» **WORK TO BE COMPLETED**
Print the data below exactly as it appears, without the pictures.

» **Saved entries**

[start]

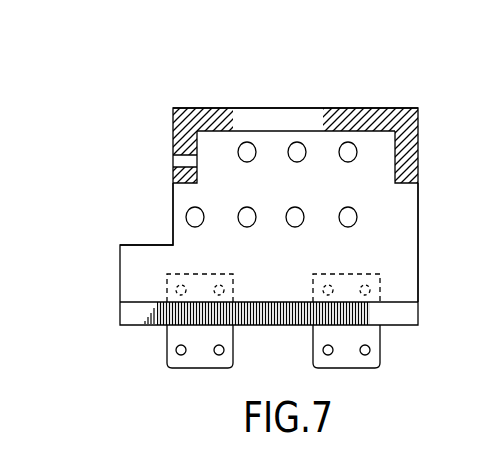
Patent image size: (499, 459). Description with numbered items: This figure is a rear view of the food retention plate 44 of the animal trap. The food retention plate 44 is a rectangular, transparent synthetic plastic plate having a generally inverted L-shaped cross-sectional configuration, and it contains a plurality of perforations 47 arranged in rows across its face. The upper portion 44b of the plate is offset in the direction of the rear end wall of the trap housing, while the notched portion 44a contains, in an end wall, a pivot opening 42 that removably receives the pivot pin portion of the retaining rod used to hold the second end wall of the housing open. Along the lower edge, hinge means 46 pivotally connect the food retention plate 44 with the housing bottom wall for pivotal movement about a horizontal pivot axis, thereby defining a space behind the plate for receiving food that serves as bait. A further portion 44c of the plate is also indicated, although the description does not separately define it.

The pivot opening 42 is at (175, 160).
The food retention plate 44 is at (119, 299).
The notched portion 44a is at (395, 273).
The upper portion 44b is at (392, 110).
The stepped side portion of mounting block 44c is at (160, 200).
The hinge means 46 is at (167, 350).
The perforations 47 is at (296, 144).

[end]

» **ANSWER TO THE EXERCISE**
Patent image size: (499, 459). Description with numbered items: This figure is a rear view of the food retention plate 44 of the animal trap. The food retention plate 44 is a rectangular, transparent synthetic plastic plate having a generally inverted L-shaped cross-sectional configuration, and it contains a plurality of perforations 47 arranged in rows across its face. The upper portion 44b of the plate is offset in the direction of the rear end wall of the trap housing, while the notched portion 44a contains, in an end wall, a pivot opening 42 that removably receives the pivot pin portion of the retaining rod used to hold the second end wall of the housing open. Along the lower edge, hinge means 46 pivotally connect the food retention plate 44 with the housing bottom wall for pivotal movement about a horizontal pivot axis, thereby defining a space behind the plate for receiving food that serves as bait. A further portion 44c of the plate is also indicated, although the description does not separately define it.

The pivot opening 42 is at (175, 160).
The food retention plate 44 is at (119, 299).
The notched portion 44a is at (395, 273).
The upper portion 44b is at (392, 110).
The stepped side portion of mounting block 44c is at (160, 200).
The hinge means 46 is at (167, 350).
The perforations 47 is at (296, 144).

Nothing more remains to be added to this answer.